§ Directions: Leaving the pictures aside, transcribe every line below exactly.

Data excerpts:

───

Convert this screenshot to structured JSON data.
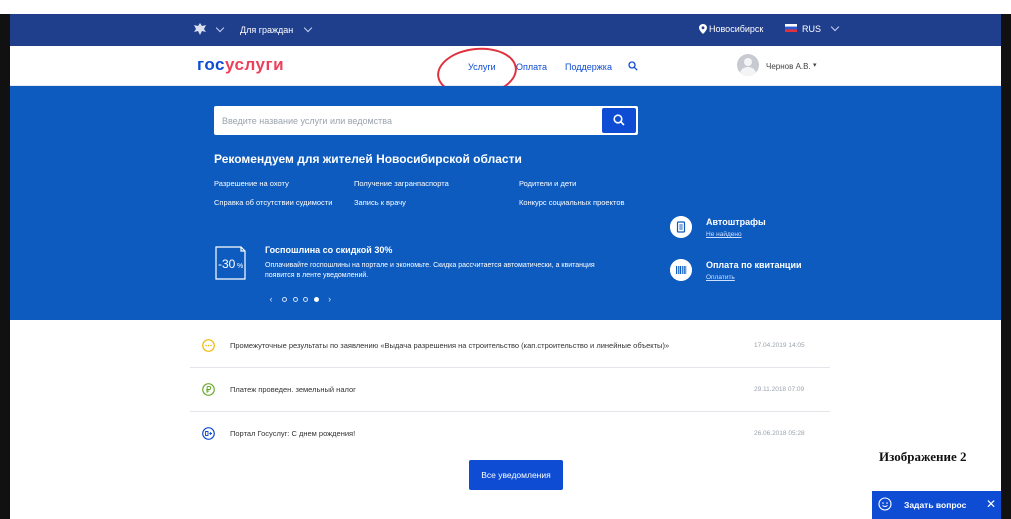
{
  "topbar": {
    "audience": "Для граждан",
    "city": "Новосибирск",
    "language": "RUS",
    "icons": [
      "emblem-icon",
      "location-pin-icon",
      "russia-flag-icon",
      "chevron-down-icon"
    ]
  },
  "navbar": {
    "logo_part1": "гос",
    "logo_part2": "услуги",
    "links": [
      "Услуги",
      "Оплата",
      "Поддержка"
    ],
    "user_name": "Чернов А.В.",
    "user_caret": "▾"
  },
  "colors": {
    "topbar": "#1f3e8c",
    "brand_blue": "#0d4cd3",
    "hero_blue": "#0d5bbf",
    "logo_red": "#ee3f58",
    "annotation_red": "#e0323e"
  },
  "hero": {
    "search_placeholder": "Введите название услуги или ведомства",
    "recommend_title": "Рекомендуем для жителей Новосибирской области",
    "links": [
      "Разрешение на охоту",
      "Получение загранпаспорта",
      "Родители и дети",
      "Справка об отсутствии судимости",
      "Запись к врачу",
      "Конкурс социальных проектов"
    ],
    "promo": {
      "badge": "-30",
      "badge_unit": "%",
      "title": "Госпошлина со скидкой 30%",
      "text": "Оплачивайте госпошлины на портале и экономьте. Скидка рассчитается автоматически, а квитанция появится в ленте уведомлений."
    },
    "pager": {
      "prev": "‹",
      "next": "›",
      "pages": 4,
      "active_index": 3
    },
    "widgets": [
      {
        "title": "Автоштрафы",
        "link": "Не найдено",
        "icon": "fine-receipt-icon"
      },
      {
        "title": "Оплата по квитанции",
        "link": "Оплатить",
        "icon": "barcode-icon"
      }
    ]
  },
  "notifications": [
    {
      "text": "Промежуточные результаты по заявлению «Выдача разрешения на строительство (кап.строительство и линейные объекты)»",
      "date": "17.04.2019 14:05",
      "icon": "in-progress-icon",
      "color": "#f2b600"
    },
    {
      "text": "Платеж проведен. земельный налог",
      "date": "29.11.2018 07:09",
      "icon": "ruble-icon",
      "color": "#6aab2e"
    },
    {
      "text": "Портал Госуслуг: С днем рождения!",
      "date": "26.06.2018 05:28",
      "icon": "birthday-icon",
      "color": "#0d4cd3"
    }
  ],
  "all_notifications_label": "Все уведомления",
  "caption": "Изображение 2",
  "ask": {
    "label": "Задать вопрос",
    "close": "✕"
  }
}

───

§ Answer:
Convert this screenshot to structured JSON data.
{
  "topbar": {
    "audience": "Для граждан",
    "city": "Новосибирск",
    "language": "RUS",
    "icons": [
      "emblem-icon",
      "location-pin-icon",
      "russia-flag-icon",
      "chevron-down-icon"
    ]
  },
  "navbar": {
    "logo_part1": "гос",
    "logo_part2": "услуги",
    "links": [
      "Услуги",
      "Оплата",
      "Поддержка"
    ],
    "user_name": "Чернов А.В.",
    "user_caret": "▾"
  },
  "colors": {
    "topbar": "#1f3e8c",
    "brand_blue": "#0d4cd3",
    "hero_blue": "#0d5bbf",
    "logo_red": "#ee3f58",
    "annotation_red": "#e0323e"
  },
  "hero": {
    "search_placeholder": "Введите название услуги или ведомства",
    "recommend_title": "Рекомендуем для жителей Новосибирской области",
    "links": [
      "Разрешение на охоту",
      "Получение загранпаспорта",
      "Родители и дети",
      "Справка об отсутствии судимости",
      "Запись к врачу",
      "Конкурс социальных проектов"
    ],
    "promo": {
      "badge": "-30",
      "badge_unit": "%",
      "title": "Госпошлина со скидкой 30%",
      "text": "Оплачивайте госпошлины на портале и экономьте. Скидка рассчитается автоматически, а квитанция появится в ленте уведомлений."
    },
    "pager": {
      "prev": "‹",
      "next": "›",
      "pages": 4,
      "active_index": 3
    },
    "widgets": [
      {
        "title": "Автоштрафы",
        "link": "Не найдено",
        "icon": "fine-receipt-icon"
      },
      {
        "title": "Оплата по квитанции",
        "link": "Оплатить",
        "icon": "barcode-icon"
      }
    ]
  },
  "notifications": [
    {
      "text": "Промежуточные результаты по заявлению «Выдача разрешения на строительство (кап.строительство и линейные объекты)»",
      "date": "17.04.2019 14:05",
      "icon": "in-progress-icon",
      "color": "#f2b600"
    },
    {
      "text": "Платеж проведен. земельный налог",
      "date": "29.11.2018 07:09",
      "icon": "ruble-icon",
      "color": "#6aab2e"
    },
    {
      "text": "Портал Госуслуг: С днем рождения!",
      "date": "26.06.2018 05:28",
      "icon": "birthday-icon",
      "color": "#0d4cd3"
    }
  ],
  "all_notifications_label": "Все уведомления",
  "caption": "Изображение 2",
  "ask": {
    "label": "Задать вопрос",
    "close": "✕"
  }
}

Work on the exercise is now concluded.